O Tribunal Constitucional é competente para conhecer e decidir o presente recurso extraordinário de inconstitucionalidade nos termos da alínea a) e do § único do artigo 49.º e do artigo 53.º, ambos da Lei n.º 3/08, 17 de Junho, Lei do Processo Constitucional (LPC), bem como das disposições conjugadas da alínea m) do artigo 16.º e do n.º 4 do artigo 21.º da Lei n.º 2/08, de 17 de Junho, Lei Orgânica do Tribunal Constitucional (LOTC), tendo sido esgotada a cadeia de recursos ordinários.

III. LEGITIMIDADE

Nos termos da alínea a) do artigo 50.º da Lei n.º 3/08, de 17 de Junho, (LPC), têm legitimidade para interpor recurso extraordinário de inconstitucionalidade para o Tribunal Constitucional "as pessoas que, de acordo com a lei reguladora do processo em que a sentença foi proferida, tenham legitimidade para dela interpor recurso ordinário".
O Recorrente é arguido no Processo n.º 05/22, que correu trêmites na 1.ª Secção da Câmara Criminal do Tribunal da Relação de Luanda, tendo sido proferida decisão contra si, pelo que tem direito de interpor recurso, segundo dispõe a alínea b) do n.º 1 do artigo 463.º do CPPA.
========================
**INSTRUÇÕES DAS TAREFAS:**
1. De acordo com o documento de origem, em que secção e em que tribunal correu o Processo n.º 05/22?
2. Copie do documento de origem o trecho entre "III. LEGITIMIDADE" e "463.º do CPPA.", inclusive.
As linhas que se seguem não têm qualquer relação com o documento de origem.

Registos das caixas de elementos:
========================
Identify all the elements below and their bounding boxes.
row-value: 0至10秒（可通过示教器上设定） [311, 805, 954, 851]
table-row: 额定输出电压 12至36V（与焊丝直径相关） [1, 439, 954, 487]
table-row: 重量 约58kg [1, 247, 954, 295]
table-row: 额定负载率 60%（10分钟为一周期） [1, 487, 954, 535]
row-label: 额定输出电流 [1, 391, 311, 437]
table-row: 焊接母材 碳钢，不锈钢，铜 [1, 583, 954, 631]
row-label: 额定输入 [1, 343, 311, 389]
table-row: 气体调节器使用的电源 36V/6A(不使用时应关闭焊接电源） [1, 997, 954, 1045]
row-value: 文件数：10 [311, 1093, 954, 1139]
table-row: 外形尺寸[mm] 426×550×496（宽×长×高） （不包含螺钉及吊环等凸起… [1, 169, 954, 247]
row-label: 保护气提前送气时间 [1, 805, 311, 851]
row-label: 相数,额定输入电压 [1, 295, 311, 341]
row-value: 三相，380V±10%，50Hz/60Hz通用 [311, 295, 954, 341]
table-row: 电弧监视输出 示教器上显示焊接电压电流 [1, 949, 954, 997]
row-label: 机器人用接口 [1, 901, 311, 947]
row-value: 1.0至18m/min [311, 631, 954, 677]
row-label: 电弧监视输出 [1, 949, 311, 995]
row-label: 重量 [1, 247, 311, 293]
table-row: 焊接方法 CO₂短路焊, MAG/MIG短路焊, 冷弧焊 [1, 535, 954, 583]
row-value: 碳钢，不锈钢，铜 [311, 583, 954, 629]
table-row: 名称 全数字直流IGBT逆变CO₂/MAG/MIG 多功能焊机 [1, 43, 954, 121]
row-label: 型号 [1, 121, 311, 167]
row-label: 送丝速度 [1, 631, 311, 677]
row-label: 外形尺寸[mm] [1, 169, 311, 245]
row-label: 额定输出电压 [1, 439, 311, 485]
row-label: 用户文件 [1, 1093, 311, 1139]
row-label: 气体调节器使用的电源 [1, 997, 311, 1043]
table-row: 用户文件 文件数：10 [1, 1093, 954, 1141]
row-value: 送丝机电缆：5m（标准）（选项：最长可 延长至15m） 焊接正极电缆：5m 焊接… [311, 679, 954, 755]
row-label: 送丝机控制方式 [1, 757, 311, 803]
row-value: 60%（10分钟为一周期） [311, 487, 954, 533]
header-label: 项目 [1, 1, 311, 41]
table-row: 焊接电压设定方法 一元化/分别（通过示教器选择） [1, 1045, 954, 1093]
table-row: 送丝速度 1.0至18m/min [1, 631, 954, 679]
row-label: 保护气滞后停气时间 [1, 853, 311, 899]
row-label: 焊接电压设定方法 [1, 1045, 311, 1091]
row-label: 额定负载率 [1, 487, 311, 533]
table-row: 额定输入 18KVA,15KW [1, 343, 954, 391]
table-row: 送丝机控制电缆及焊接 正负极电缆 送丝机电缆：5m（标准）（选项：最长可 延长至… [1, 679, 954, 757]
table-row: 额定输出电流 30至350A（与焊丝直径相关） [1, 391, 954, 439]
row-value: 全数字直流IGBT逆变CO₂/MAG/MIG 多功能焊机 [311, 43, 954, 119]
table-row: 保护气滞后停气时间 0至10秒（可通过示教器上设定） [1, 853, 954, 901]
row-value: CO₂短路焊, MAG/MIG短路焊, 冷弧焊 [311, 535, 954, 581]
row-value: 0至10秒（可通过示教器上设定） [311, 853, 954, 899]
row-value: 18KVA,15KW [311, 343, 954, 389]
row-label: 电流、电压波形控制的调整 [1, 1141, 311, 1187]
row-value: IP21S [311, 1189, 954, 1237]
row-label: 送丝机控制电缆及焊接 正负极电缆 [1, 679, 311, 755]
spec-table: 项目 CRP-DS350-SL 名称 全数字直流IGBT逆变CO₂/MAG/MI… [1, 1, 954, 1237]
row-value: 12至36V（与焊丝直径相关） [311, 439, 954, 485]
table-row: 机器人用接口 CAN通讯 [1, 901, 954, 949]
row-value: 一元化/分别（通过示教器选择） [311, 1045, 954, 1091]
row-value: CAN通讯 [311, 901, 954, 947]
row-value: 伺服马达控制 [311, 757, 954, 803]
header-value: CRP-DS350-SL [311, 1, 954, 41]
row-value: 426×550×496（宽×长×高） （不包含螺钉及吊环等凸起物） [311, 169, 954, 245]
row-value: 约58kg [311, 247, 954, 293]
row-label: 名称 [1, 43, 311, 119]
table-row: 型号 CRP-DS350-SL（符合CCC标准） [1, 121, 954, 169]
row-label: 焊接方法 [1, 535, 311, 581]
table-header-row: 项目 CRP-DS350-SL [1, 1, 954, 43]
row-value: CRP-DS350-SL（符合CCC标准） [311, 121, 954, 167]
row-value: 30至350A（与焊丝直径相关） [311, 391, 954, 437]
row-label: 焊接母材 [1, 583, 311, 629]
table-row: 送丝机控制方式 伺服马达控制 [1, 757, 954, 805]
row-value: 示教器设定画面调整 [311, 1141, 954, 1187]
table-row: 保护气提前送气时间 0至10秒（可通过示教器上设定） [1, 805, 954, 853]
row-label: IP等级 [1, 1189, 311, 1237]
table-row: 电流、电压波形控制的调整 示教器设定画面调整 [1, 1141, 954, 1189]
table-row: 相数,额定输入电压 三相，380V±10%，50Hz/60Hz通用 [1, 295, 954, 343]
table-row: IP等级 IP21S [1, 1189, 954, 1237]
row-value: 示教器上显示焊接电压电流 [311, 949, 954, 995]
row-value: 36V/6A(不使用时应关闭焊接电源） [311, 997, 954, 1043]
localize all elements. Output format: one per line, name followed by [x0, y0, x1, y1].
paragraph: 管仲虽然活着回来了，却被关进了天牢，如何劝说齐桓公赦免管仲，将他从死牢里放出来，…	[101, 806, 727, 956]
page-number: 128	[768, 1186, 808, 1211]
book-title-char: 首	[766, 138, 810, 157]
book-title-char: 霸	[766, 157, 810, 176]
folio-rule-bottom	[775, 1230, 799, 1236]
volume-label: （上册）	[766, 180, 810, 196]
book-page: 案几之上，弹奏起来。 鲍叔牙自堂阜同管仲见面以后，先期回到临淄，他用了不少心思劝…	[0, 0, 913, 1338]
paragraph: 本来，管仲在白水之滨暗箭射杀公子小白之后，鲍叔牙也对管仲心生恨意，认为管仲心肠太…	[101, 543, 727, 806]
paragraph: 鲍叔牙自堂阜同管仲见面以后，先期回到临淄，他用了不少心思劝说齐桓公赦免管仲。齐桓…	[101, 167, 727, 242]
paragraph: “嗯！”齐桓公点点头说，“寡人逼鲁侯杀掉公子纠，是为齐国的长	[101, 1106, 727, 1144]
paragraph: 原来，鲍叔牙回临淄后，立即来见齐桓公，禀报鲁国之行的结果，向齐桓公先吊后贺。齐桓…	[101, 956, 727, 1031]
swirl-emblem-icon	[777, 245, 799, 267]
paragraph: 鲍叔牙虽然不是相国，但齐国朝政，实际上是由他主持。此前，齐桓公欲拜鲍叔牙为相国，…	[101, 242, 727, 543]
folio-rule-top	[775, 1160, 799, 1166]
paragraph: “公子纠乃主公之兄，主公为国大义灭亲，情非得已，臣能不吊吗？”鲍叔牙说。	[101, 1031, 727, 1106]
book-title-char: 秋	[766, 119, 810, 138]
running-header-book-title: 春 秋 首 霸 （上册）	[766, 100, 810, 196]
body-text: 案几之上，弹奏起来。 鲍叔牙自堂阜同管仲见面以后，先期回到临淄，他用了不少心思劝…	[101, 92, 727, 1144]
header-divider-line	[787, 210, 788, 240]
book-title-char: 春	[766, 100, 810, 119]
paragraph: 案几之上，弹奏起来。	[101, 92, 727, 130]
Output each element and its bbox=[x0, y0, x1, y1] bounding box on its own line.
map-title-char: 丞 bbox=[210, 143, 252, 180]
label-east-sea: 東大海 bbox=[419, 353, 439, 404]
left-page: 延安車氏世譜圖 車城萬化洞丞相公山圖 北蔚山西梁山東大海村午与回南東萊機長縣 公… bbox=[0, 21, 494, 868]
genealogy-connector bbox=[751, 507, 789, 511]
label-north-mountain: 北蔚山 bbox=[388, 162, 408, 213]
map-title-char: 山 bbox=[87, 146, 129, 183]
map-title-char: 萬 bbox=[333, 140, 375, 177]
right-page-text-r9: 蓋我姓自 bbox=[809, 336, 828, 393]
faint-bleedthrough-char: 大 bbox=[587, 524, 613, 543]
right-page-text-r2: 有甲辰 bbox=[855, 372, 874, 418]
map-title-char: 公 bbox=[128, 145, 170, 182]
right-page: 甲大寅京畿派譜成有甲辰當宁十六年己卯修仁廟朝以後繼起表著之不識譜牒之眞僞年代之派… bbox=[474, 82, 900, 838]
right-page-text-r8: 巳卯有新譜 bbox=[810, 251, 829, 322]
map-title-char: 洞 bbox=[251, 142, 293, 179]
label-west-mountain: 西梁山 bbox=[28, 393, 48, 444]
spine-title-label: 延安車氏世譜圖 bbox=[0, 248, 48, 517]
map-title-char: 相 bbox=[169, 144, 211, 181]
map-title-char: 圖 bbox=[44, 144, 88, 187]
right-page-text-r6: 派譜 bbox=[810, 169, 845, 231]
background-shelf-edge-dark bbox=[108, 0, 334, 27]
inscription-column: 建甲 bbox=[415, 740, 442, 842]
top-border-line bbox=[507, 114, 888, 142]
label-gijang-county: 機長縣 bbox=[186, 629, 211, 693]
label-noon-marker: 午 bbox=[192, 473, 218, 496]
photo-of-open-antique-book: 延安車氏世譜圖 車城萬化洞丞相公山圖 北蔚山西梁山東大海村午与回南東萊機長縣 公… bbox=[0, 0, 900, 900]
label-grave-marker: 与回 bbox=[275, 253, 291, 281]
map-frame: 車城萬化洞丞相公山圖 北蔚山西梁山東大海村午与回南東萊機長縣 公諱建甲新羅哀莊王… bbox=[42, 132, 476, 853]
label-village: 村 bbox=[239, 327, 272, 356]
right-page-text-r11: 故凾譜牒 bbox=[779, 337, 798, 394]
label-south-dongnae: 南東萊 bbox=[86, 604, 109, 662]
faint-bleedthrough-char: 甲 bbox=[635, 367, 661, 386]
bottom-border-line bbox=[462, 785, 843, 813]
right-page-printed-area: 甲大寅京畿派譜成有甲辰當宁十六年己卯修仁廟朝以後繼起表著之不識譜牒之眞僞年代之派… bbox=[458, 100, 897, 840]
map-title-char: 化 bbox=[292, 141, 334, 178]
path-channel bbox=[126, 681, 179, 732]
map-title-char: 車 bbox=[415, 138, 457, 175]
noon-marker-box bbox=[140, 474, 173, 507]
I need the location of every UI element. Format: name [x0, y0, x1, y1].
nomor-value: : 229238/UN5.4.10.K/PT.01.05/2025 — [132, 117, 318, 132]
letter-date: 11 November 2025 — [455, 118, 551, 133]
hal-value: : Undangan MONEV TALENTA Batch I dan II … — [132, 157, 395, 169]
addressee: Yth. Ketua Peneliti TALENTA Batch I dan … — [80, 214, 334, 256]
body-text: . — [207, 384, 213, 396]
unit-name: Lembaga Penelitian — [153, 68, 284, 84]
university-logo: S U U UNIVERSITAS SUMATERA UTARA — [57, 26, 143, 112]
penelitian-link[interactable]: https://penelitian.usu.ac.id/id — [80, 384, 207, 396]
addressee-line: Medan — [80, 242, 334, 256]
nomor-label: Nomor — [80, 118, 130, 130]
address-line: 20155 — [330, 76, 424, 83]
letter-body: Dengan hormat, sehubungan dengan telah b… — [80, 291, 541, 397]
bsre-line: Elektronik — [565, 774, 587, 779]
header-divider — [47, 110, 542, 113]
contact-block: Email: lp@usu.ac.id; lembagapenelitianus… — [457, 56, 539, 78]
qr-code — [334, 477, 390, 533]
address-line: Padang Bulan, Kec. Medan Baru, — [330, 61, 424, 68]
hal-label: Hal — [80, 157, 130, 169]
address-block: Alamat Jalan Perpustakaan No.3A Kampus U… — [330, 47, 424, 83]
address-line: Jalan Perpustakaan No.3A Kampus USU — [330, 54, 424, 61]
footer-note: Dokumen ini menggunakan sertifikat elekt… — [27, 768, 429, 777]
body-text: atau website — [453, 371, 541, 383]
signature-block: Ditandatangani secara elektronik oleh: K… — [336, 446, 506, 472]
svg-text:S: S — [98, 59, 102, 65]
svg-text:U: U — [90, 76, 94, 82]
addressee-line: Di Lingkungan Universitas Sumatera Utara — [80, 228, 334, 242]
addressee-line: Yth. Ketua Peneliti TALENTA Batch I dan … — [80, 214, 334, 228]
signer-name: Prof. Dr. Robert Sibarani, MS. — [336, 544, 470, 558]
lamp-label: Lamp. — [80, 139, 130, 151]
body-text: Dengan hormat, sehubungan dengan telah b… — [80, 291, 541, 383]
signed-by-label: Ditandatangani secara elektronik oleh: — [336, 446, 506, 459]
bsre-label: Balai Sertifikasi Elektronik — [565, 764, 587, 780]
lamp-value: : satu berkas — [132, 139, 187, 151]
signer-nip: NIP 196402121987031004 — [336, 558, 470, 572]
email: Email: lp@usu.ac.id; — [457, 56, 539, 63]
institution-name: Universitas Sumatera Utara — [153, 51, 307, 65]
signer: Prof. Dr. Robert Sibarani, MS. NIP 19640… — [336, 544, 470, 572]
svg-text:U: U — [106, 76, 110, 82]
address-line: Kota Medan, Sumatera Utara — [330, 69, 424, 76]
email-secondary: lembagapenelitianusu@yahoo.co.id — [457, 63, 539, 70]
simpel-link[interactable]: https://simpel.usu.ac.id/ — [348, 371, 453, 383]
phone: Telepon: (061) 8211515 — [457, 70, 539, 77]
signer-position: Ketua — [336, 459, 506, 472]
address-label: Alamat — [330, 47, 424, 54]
========================
**RESPOSTAS DO EXERCÍCIO:**
1. Na 1.ª Secção da Câmara Criminal do Tribunal da Relação de Luanda.

2.
III. LEGITIMIDADE

Nos termos da alínea a) do artigo 50.º da Lei n.º 3/08, de 17 de Junho, (LPC), têm legitimidade para interpor recurso extraordinário de inconstitucionalidade para o Tribunal Constitucional "as pessoas que, de acordo com a lei reguladora do processo em que a sentença foi proferida, tenham legitimidade para dela interpor recurso ordinário".
O Recorrente é arguido no Processo n.º 05/22, que correu trêmites na 1.ª Secção da Câmara Criminal do Tribunal da Relação de Luanda, tendo sido proferida decisão contra si, pelo que tem direito de interpor recurso, segundo dispõe a alínea b) do n.º 1 do artigo 463.º do CPPA.